# Red-Tailed Hawk Scare



## Madortoise (Jun 28, 2009)

I had a bit of a scare a few weekends ago and thought I'd share this experience w/you all. I live near the coast and there is a huge regional park not too far where it fosters wild animals/birds. I've never seen any bird-of-prey near my house, though, until this incident. 
I saw what looked like a hawk from a HomeDepot's parking lot (on a hill w/good view) where my husband and I were shopping--it was circling in the sky near my house. We rushed back home but didn't think there was any danger to our tort in an outdoor play pen covered w/wire screen. Just as we pulled into our driveway and started to unload things from the car, I witnessed that same hawk diving to catch a bird from a tree right in front of our house. It came down so close!!! it revealed itself as it flew away; red-tail feathers and claw grasping hard on the prey. The rest of the birds flew out of the tree loudly and it shook me up pretty badly. My husband didn't see it but he's been hypervigilent about her whereabouts at all time now. Ever since then, when we let Penelope roam in our backyard, we keep good eyes on her. No more siting of any hawks lately but it was very very scary. Trying to get over this sense of uneasiness (via denial and trying to rationalize that she's somehow safe) I tried to read up on the invalidity of my fear. Well, the website below says tortoise is still vulnerable until they are about 7 years old. That's at least 3 more years for Penelope....and I suppose a hawk can still try to carry her away even if the shell is mature and very hard. The hawk was very swift, there's no way Penelope would outrun that bird. I'm sure everyone here is pretty attuned to such info but thought I'd share this website below for further reading in case you're interested.

http://www.gophertortoisecouncil.org/about.php


----------



## tortoisenerd (Jun 28, 2009)

Scary! I'd think it's more of a size of the tort vs. the bird thing rather than age. That's just my opinion though. 

Even though I never see big birds out, I freak about leaving Trevor out. We just put him on the patio in a RUbbermaid (uncovered), so we stay within sight.


----------



## lgdpt (Jun 28, 2009)

Wow! That is something.....I would be nervous with a Red tailed Hawk...They are BIG. We have a falcon that hangs out around our yard. But hes too small to carry away any of our torts...Hes only interested in the sparrows.


----------



## Itort (Jun 28, 2009)

I imagine a hawk or other raptor is a major predator on young DTs or other torts of that size. I keep my yearlings under lattice to among other things to prevent this (we have redtails, great horned owls, crows, and coopers hawks nesting all in the area).


----------



## Chucky (Jun 29, 2009)

That's why all of my outside enclosures are covered with some type of screen or fence. We have everything you can think of around here. Well ok, no elephants


----------



## Stazz (Jun 29, 2009)

Aww don't worry Mado. At least Penelope was safe and that you actually saw the hawk and went to check out what the story was !! Golly.

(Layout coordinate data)
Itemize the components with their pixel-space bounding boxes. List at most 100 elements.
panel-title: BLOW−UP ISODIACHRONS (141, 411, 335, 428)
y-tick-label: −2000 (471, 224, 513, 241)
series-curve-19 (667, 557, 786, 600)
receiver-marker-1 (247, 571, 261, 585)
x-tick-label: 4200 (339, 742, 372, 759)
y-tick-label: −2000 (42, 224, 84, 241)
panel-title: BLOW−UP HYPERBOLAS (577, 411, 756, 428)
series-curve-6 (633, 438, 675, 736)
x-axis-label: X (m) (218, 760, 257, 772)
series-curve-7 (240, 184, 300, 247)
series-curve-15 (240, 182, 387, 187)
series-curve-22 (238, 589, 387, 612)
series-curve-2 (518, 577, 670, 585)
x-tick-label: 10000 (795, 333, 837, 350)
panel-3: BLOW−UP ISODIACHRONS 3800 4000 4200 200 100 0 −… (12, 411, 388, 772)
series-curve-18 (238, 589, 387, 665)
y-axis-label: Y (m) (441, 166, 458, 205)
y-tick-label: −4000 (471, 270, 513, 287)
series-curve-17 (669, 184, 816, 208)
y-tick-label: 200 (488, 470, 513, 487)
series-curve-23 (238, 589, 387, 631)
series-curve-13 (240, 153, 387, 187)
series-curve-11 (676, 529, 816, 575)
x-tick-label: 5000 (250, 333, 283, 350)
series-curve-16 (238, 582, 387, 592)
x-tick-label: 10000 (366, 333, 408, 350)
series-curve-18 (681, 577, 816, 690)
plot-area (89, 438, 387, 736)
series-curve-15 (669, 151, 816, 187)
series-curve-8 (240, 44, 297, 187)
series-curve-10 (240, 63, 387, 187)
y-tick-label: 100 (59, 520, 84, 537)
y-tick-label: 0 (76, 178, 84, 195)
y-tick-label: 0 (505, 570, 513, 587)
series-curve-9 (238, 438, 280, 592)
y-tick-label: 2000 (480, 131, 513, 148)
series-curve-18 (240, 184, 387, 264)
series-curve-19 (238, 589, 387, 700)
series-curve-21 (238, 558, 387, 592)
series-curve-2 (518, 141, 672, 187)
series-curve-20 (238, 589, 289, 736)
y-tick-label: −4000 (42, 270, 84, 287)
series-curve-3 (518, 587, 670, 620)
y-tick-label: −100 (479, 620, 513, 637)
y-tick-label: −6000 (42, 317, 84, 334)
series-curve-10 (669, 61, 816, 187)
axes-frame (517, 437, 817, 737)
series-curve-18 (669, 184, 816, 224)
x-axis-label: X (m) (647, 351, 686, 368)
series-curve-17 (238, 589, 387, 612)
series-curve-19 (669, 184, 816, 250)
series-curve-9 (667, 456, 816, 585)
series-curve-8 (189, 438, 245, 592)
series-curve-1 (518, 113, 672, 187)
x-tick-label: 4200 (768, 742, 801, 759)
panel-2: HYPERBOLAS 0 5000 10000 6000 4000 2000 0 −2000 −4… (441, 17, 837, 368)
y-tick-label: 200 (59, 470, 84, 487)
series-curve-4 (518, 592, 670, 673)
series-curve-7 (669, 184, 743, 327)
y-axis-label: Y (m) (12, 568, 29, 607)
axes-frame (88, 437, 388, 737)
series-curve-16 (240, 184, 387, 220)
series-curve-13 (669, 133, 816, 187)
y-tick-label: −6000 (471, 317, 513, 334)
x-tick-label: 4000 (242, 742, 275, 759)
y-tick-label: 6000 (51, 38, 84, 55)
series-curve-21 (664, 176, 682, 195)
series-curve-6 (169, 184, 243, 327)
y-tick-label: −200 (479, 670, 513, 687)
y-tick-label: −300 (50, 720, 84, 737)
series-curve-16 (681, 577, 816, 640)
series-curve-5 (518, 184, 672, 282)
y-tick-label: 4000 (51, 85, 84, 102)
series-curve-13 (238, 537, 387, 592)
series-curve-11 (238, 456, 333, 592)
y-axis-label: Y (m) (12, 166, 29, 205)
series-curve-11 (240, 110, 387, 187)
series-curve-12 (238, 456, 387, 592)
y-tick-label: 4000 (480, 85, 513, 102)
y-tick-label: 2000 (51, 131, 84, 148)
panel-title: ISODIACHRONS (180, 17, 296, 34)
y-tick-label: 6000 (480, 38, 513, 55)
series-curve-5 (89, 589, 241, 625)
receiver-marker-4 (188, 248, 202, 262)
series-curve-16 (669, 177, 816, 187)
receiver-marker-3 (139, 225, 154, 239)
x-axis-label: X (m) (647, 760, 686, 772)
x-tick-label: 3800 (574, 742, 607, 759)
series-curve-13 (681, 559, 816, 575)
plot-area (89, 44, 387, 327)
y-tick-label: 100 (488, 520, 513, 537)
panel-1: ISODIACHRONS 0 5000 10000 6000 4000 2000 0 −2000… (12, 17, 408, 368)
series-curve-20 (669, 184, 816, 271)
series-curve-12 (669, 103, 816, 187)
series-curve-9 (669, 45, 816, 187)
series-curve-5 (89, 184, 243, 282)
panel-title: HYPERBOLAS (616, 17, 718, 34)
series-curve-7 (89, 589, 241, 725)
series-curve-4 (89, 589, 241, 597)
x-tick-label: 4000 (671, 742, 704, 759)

The request: From the hawk thread, extract the part that opens with the words "Scary! I'd think" and closes with "lgdpt (Jun 28, 2009)". Rely only on the hawk thread for your answers.

Output:
Scary! I'd think it's more of a size of the tort vs. the bird thing rather than age. That's just my opinion though. 

Even though I never see big birds out, I freak about leaving Trevor out. We just put him on the patio in a RUbbermaid (uncovered), so we stay within sight.


----------



## lgdpt (Jun 28, 2009)